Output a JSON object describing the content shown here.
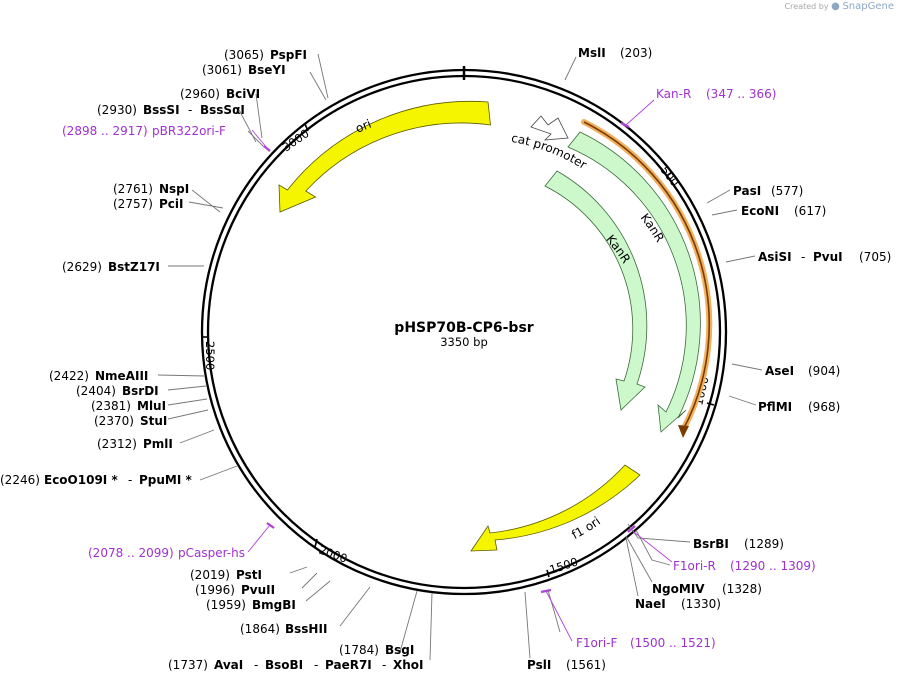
{
  "credit": {
    "prefix": "Created by",
    "brand": "SnapGene"
  },
  "plasmid": {
    "name": "pHSP70B-CP6-bsr",
    "length_label": "3350 bp"
  },
  "colors": {
    "ori": "#f5f500",
    "kan": "#ccf8cc",
    "promoter": "#ffffff",
    "primer": "#b040d8",
    "primer_outline": "#f0b060"
  },
  "ticks": [
    {
      "label": "500",
      "pos": 500
    },
    {
      "label": "1000",
      "pos": 1000
    },
    {
      "label": "1500",
      "pos": 1500
    },
    {
      "label": "2000",
      "pos": 2000
    },
    {
      "label": "2500",
      "pos": 2500
    },
    {
      "label": "3000",
      "pos": 3000
    }
  ],
  "features": [
    {
      "name": "ori",
      "label": "ori",
      "color": "ori"
    },
    {
      "name": "cat-promoter",
      "label": "cat promoter",
      "color": "promoter"
    },
    {
      "name": "kanr-outer",
      "label": "KanR",
      "color": "kan"
    },
    {
      "name": "kanr-inner",
      "label": "KanR",
      "color": "kan"
    },
    {
      "name": "f1-ori",
      "label": "f1 ori",
      "color": "ori"
    }
  ],
  "primers": [
    {
      "name": "Kan-R",
      "range": "(347 .. 366)"
    },
    {
      "name": "pBR322ori-F",
      "range": "(2898 .. 2917)"
    },
    {
      "name": "F1ori-R",
      "range": "(1290 .. 1309)"
    },
    {
      "name": "F1ori-F",
      "range": "(1500 .. 1521)"
    },
    {
      "name": "pCasper-hs",
      "range": "(2078 .. 2099)"
    }
  ],
  "sites": [
    {
      "names": [
        "MslI"
      ],
      "pos": "(203)"
    },
    {
      "names": [
        "PasI"
      ],
      "pos": "(577)"
    },
    {
      "names": [
        "EcoNI"
      ],
      "pos": "(617)"
    },
    {
      "names": [
        "AsiSI",
        "PvuI"
      ],
      "pos": "(705)"
    },
    {
      "names": [
        "AseI"
      ],
      "pos": "(904)"
    },
    {
      "names": [
        "PflMI"
      ],
      "pos": "(968)"
    },
    {
      "names": [
        "BsrBI"
      ],
      "pos": "(1289)"
    },
    {
      "names": [
        "NgoMIV"
      ],
      "pos": "(1328)"
    },
    {
      "names": [
        "NaeI"
      ],
      "pos": "(1330)"
    },
    {
      "names": [
        "PslI"
      ],
      "pos": "(1561)"
    },
    {
      "names": [
        "AvaI",
        "BsoBI",
        "PaeR7I",
        "XhoI"
      ],
      "pos": "(1737)"
    },
    {
      "names": [
        "BsgI"
      ],
      "pos": "(1784)"
    },
    {
      "names": [
        "BssHII"
      ],
      "pos": "(1864)"
    },
    {
      "names": [
        "BmgBI"
      ],
      "pos": "(1959)"
    },
    {
      "names": [
        "PvuII"
      ],
      "pos": "(1996)"
    },
    {
      "names": [
        "PstI"
      ],
      "pos": "(2019)"
    },
    {
      "names": [
        "EcoO109I *",
        "PpuMI *"
      ],
      "pos": "(2246)"
    },
    {
      "names": [
        "PmlI"
      ],
      "pos": "(2312)"
    },
    {
      "names": [
        "StuI"
      ],
      "pos": "(2370)"
    },
    {
      "names": [
        "MluI"
      ],
      "pos": "(2381)"
    },
    {
      "names": [
        "BsrDI"
      ],
      "pos": "(2404)"
    },
    {
      "names": [
        "NmeAIII"
      ],
      "pos": "(2422)"
    },
    {
      "names": [
        "BstZ17I"
      ],
      "pos": "(2629)"
    },
    {
      "names": [
        "PciI"
      ],
      "pos": "(2757)"
    },
    {
      "names": [
        "NspI"
      ],
      "pos": "(2761)"
    },
    {
      "names": [
        "BssSI",
        "BssSαI"
      ],
      "pos": "(2930)"
    },
    {
      "names": [
        "BciVI"
      ],
      "pos": "(2960)"
    },
    {
      "names": [
        "BseYI"
      ],
      "pos": "(3061)"
    },
    {
      "names": [
        "PspFI"
      ],
      "pos": "(3065)"
    }
  ]
}
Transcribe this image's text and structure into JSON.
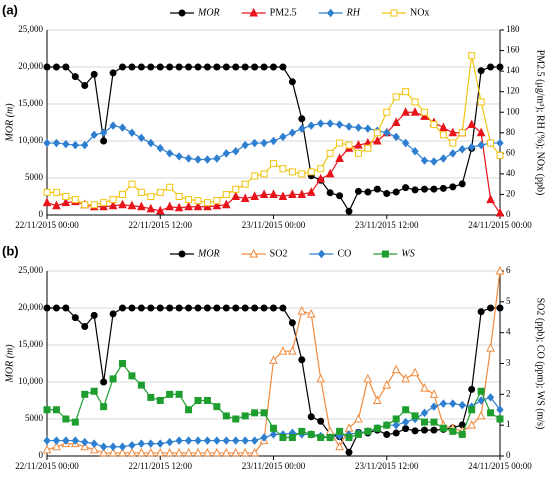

########

_REQUIRED WORK:_
Set down all the entries exactly as they appear, but skip any pictures.

_TASK RESULT:_
Output a JSON object describing the content shown here.
{
  "credit": {
    "prefix": "Created by",
    "brand": "SnapGene"
  },
  "plasmid": {
    "name": "pHSP70B-CP6-bsr",
    "length_label": "3350 bp"
  },
  "colors": {
    "ori": "#f5f500",
    "kan": "#ccf8cc",
    "promoter": "#ffffff",
    "primer": "#b040d8",
    "primer_outline": "#f0b060"
  },
  "ticks": [
    {
      "label": "500",
      "pos": 500
    },
    {
      "label": "1000",
      "pos": 1000
    },
    {
      "label": "1500",
      "pos": 1500
    },
    {
      "label": "2000",
      "pos": 2000
    },
    {
      "label": "2500",
      "pos": 2500
    },
    {
      "label": "3000",
      "pos": 3000
    }
  ],
  "features": [
    {
      "name": "ori",
      "label": "ori",
      "color": "ori"
    },
    {
      "name": "cat-promoter",
      "label": "cat promoter",
      "color": "promoter"
    },
    {
      "name": "kanr-outer",
      "label": "KanR",
      "color": "kan"
    },
    {
      "name": "kanr-inner",
      "label": "KanR",
      "color": "kan"
    },
    {
      "name": "f1-ori",
      "label": "f1 ori",
      "color": "ori"
    }
  ],
  "primers": [
    {
      "name": "Kan-R",
      "range": "(347 .. 366)"
    },
    {
      "name": "pBR322ori-F",
      "range": "(2898 .. 2917)"
    },
    {
      "name": "F1ori-R",
      "range": "(1290 .. 1309)"
    },
    {
      "name": "F1ori-F",
      "range": "(1500 .. 1521)"
    },
    {
      "name": "pCasper-hs",
      "range": "(2078 .. 2099)"
    }
  ],
  "sites": [
    {
      "names": [
        "MslI"
      ],
      "pos": "(203)"
    },
    {
      "names": [
        "PasI"
      ],
      "pos": "(577)"
    },
    {
      "names": [
        "EcoNI"
      ],
      "pos": "(617)"
    },
    {
      "names": [
        "AsiSI",
        "PvuI"
      ],
      "pos": "(705)"
    },
    {
      "names": [
        "AseI"
      ],
      "pos": "(904)"
    },
    {
      "names": [
        "PflMI"
      ],
      "pos": "(968)"
    },
    {
      "names": [
        "BsrBI"
      ],
      "pos": "(1289)"
    },
    {
      "names": [
        "NgoMIV"
      ],
      "pos": "(1328)"
    },
    {
      "names": [
        "NaeI"
      ],
      "pos": "(1330)"
    },
    {
      "names": [
        "PslI"
      ],
      "pos": "(1561)"
    },
    {
      "names": [
        "AvaI",
        "BsoBI",
        "PaeR7I",
        "XhoI"
      ],
      "pos": "(1737)"
    },
    {
      "names": [
        "BsgI"
      ],
      "pos": "(1784)"
    },
    {
      "names": [
        "BssHII"
      ],
      "pos": "(1864)"
    },
    {
      "names": [
        "BmgBI"
      ],
      "pos": "(1959)"
    },
    {
      "names": [
        "PvuII"
      ],
      "pos": "(1996)"
    },
    {
      "names": [
        "PstI"
      ],
      "pos": "(2019)"
    },
    {
      "names": [
        "EcoO109I *",
        "PpuMI *"
      ],
      "pos": "(2246)"
    },
    {
      "names": [
        "PmlI"
      ],
      "pos": "(2312)"
    },
    {
      "names": [
        "StuI"
      ],
      "pos": "(2370)"
    },
    {
      "names": [
        "MluI"
      ],
      "pos": "(2381)"
    },
    {
      "names": [
        "BsrDI"
      ],
      "pos": "(2404)"
    },
    {
      "names": [
        "NmeAIII"
      ],
      "pos": "(2422)"
    },
    {
      "names": [
        "BstZ17I"
      ],
      "pos": "(2629)"
    },
    {
      "names": [
        "PciI"
      ],
      "pos": "(2757)"
    },
    {
      "names": [
        "NspI"
      ],
      "pos": "(2761)"
    },
    {
      "names": [
        "BssSI",
        "BssSαI"
      ],
      "pos": "(2930)"
    },
    {
      "names": [
        "BciVI"
      ],
      "pos": "(2960)"
    },
    {
      "names": [
        "BseYI"
      ],
      "pos": "(3061)"
    },
    {
      "names": [
        "PspFI"
      ],
      "pos": "(3065)"
    }
  ]
}
Transcribe this image's text and structure into JSON.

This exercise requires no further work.